▶ [Set task]: Identify every line containing the word "الوهاب" and reproduce each one.

▶ [Data excerpts]:
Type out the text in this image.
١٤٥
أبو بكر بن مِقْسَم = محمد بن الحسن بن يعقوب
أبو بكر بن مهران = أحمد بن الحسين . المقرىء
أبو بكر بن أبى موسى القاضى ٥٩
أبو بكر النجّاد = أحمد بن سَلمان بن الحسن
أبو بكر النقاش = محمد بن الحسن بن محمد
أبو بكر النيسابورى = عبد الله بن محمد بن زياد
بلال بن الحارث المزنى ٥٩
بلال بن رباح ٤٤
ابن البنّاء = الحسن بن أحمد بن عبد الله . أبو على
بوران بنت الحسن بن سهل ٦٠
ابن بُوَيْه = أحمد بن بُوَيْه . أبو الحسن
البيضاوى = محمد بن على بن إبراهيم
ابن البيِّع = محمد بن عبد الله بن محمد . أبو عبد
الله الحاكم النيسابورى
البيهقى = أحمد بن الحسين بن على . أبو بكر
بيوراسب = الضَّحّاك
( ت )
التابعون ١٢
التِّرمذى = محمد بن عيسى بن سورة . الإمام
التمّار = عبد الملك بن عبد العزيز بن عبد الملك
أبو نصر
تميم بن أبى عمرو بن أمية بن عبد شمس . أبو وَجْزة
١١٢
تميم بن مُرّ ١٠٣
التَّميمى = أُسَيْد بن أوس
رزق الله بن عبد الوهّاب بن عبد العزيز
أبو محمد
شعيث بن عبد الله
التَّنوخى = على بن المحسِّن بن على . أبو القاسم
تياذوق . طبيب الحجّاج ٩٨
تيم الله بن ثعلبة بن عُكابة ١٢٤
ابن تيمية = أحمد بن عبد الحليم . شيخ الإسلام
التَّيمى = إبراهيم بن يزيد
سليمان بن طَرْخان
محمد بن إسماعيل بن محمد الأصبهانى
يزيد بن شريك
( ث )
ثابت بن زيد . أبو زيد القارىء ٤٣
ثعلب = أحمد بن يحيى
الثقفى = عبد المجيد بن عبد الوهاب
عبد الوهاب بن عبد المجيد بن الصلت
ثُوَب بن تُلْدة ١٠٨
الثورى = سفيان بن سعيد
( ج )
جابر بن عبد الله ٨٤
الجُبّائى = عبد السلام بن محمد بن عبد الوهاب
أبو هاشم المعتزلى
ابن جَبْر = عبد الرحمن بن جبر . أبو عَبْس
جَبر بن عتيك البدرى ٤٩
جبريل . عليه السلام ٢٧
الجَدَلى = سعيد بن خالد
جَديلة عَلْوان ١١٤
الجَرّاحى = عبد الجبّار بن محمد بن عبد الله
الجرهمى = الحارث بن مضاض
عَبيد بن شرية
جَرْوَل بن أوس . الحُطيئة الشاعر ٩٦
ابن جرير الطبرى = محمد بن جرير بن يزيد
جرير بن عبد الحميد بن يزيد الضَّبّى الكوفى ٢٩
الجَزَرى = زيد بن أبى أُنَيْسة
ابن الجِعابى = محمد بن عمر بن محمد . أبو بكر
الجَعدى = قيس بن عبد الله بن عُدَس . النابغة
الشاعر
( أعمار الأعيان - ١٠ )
* * *
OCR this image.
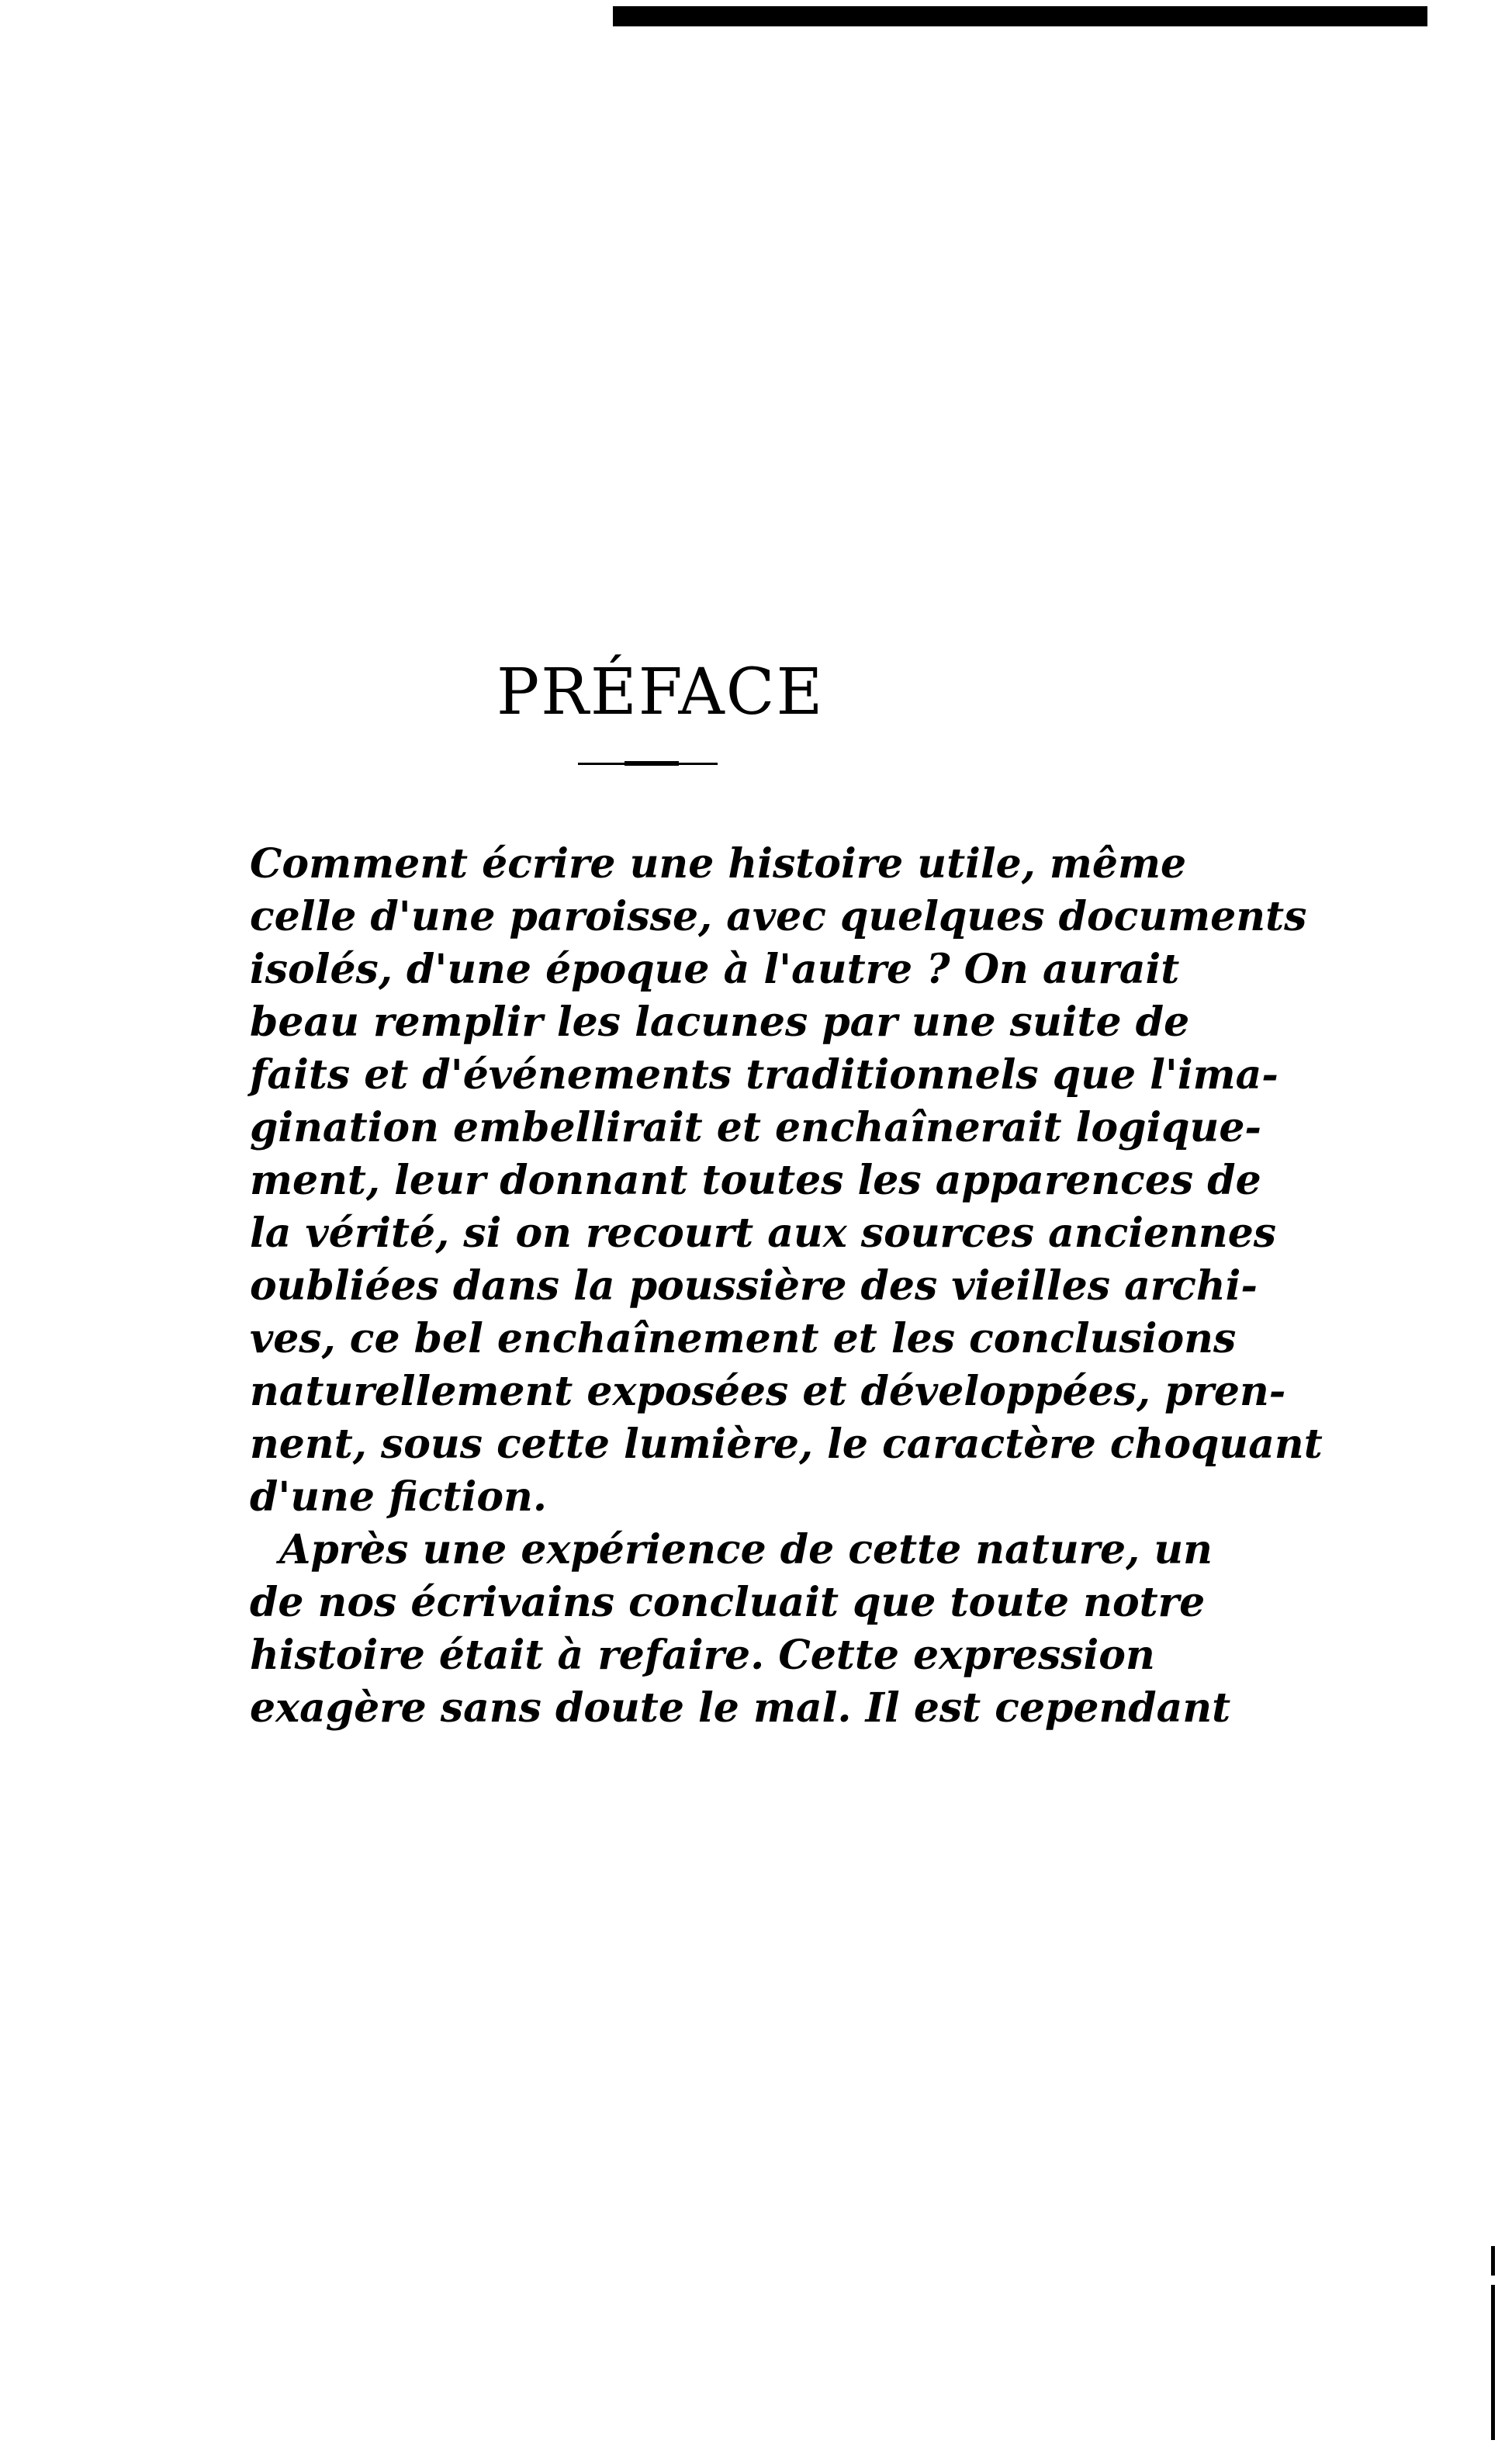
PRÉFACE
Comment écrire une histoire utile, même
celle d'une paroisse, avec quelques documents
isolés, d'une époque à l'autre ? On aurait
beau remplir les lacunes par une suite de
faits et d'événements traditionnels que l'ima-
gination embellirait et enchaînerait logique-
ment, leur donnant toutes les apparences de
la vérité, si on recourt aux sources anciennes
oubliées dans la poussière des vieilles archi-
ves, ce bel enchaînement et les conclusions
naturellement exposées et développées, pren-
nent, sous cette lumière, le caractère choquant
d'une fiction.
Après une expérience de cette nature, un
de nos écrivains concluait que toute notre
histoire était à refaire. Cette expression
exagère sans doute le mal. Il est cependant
* * *
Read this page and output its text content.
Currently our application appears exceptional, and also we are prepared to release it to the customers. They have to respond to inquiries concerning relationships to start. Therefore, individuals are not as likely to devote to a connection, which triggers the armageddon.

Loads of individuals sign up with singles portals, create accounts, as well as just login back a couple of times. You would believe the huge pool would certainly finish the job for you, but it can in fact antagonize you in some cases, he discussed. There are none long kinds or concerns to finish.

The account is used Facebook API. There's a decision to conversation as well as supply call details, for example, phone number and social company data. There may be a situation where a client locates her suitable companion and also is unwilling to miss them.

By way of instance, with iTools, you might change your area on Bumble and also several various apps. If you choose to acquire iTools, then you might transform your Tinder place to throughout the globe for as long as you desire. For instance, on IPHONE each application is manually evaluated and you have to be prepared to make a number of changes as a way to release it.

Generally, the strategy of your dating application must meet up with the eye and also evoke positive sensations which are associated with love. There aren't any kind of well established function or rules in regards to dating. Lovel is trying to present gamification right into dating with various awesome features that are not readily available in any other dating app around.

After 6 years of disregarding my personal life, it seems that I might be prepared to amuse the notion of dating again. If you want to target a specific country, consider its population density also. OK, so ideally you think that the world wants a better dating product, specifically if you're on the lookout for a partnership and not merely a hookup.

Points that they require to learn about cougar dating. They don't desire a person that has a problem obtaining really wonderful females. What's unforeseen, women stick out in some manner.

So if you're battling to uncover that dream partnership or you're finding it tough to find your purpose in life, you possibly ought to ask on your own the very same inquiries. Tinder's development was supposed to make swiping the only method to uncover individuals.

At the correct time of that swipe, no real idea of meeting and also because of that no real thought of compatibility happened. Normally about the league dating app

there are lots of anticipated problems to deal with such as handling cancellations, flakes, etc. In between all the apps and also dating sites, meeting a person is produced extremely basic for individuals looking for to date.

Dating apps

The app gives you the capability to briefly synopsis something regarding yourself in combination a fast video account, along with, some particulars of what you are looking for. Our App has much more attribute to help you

▶ [Expected output]:
الثقفى = عبد المجيد بن عبد الوهاب
عبد الوهاب بن عبد المجيد بن الصلت
الجُبّائى = عبد السلام بن محمد بن عبد الوهاب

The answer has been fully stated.